begin
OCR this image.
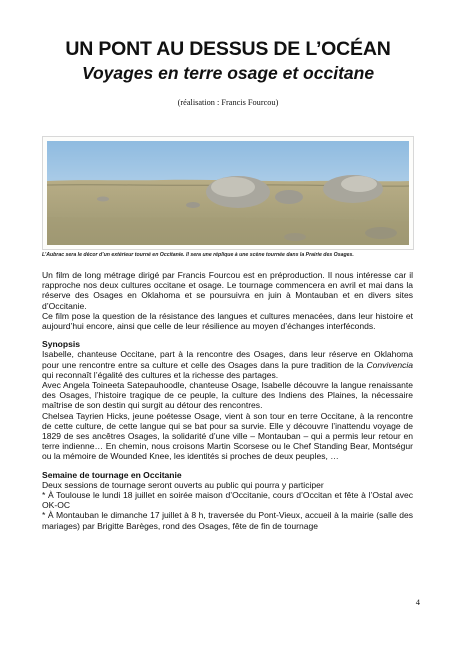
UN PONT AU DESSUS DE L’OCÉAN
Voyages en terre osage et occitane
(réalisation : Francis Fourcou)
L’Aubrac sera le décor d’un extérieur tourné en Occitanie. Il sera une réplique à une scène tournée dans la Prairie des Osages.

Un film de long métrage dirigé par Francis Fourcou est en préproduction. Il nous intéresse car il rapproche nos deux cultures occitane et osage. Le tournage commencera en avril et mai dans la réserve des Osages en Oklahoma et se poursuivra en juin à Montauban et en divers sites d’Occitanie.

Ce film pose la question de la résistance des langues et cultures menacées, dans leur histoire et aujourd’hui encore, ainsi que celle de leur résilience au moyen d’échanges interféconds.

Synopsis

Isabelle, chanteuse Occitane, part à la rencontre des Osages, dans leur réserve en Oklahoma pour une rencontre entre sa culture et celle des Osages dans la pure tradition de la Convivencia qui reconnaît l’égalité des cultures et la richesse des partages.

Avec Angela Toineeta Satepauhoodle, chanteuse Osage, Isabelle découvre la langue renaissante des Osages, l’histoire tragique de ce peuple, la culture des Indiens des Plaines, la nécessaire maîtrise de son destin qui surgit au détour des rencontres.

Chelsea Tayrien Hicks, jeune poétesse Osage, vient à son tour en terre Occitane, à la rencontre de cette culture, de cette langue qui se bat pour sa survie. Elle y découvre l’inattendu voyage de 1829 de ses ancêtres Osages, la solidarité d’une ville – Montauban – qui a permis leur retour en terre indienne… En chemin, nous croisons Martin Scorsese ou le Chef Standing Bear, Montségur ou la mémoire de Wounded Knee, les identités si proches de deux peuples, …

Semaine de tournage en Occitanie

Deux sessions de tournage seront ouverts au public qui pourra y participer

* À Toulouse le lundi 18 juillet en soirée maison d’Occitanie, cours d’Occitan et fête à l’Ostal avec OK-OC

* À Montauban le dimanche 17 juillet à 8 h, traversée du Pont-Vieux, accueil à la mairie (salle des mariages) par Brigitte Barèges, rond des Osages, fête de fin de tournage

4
end
begin
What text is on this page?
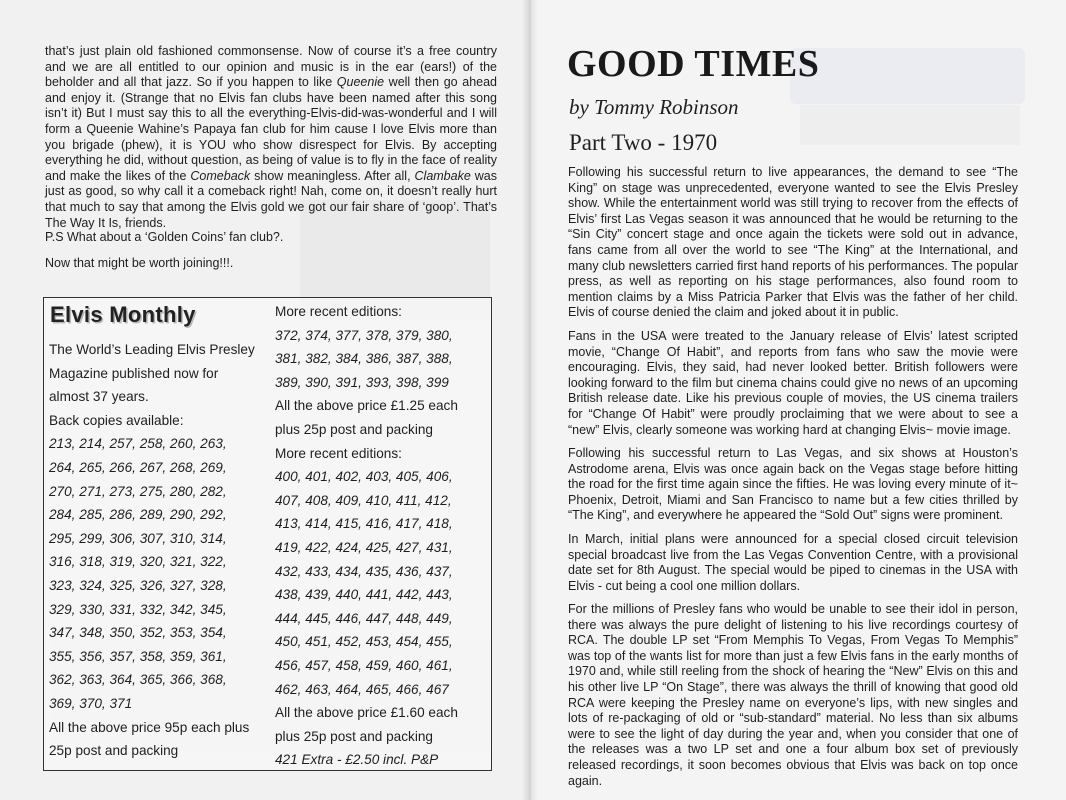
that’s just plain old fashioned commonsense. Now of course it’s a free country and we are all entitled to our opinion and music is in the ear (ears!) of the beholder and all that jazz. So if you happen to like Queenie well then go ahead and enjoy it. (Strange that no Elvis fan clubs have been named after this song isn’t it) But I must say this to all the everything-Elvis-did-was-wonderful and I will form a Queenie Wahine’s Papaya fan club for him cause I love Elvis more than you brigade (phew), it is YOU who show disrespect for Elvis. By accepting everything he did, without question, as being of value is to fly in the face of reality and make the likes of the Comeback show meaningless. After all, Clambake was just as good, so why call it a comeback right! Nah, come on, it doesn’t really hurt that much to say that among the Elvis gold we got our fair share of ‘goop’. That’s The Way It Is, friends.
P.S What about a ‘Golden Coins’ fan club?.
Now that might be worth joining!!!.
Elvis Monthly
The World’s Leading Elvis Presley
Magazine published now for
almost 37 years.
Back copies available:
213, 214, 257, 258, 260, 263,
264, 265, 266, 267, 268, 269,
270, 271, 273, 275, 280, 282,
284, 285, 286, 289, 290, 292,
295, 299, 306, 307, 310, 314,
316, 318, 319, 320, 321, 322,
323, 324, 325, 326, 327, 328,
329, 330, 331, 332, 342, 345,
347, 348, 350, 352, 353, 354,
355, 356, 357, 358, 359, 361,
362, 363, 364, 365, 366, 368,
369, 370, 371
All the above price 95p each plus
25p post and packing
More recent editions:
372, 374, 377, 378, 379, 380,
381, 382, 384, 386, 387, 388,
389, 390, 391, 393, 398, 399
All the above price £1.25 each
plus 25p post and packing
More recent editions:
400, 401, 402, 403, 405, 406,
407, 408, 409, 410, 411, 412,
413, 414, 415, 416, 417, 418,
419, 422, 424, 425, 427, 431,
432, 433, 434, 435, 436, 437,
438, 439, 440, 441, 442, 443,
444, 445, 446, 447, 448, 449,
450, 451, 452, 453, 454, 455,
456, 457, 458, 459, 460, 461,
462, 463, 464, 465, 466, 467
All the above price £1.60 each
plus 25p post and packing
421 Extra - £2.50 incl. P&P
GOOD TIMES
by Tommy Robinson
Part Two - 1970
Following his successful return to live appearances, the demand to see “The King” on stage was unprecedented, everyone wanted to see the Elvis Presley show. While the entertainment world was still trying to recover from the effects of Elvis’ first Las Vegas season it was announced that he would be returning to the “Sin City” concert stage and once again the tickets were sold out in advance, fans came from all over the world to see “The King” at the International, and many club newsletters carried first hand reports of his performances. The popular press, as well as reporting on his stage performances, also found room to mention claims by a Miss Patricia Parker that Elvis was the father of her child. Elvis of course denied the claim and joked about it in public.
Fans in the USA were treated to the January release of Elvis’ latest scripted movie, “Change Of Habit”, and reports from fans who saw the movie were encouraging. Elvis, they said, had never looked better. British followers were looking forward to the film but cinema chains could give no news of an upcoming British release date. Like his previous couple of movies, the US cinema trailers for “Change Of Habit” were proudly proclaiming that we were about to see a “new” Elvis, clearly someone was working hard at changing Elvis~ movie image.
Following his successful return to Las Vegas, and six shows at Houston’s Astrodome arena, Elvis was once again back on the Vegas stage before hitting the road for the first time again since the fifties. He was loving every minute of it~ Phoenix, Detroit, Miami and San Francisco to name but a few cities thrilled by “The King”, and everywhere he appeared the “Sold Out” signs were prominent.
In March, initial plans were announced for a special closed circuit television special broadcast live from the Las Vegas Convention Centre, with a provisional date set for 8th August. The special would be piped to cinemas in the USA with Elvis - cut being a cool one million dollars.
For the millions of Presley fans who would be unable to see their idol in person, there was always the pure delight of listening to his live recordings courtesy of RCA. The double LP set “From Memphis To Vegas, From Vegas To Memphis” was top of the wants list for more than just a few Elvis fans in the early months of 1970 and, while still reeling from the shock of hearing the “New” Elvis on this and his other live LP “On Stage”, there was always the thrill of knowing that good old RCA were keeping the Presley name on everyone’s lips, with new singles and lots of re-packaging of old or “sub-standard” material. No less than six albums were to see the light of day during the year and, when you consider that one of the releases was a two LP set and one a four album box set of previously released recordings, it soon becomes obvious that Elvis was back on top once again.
end
• _TASK STATEMENT_: Pick out lines containing the word "just", each one as written.

• _EXERCISE OUTPUT_:
that’s just plain old fashioned commonsense. Now of course it’s a free country and we are all entitled to our opinion and music is in the ear (ears!) of the beholder and all that jazz. So if you happen to like Queenie well then go ahead and enjoy it. (Strange that no Elvis fan clubs have been named after this song isn’t it) But I must say this to all the everything-Elvis-did-was-wonderful and I will form a Queenie Wahine’s Papaya fan club for him cause I love Elvis more than you brigade (phew), it is YOU who show disrespect for Elvis. By accepting everything he did, without question, as being of value is to fly in the face of reality and make the likes of the Comeback show meaningless. After all, Clambake was just as good, so why call it a comeback right! Nah, come on, it doesn’t really hurt that much to say that among the Elvis gold we got our fair share of ‘goop’. That’s The Way It Is, friends.
For the millions of Presley fans who would be unable to see their idol in person, there was always the pure delight of listening to his live recordings courtesy of RCA. The double LP set “From Memphis To Vegas, From Vegas To Memphis” was top of the wants list for more than just a few Elvis fans in the early months of 1970 and, while still reeling from the shock of hearing the “New” Elvis on this and his other live LP “On Stage”, there was always the thrill of knowing that good old RCA were keeping the Presley name on everyone’s lips, with new singles and lots of re-packaging of old or “sub-standard” material. No less than six albums were to see the light of day during the year and, when you consider that one of the releases was a two LP set and one a four album box set of previously released recordings, it soon becomes obvious that Elvis was back on top once again.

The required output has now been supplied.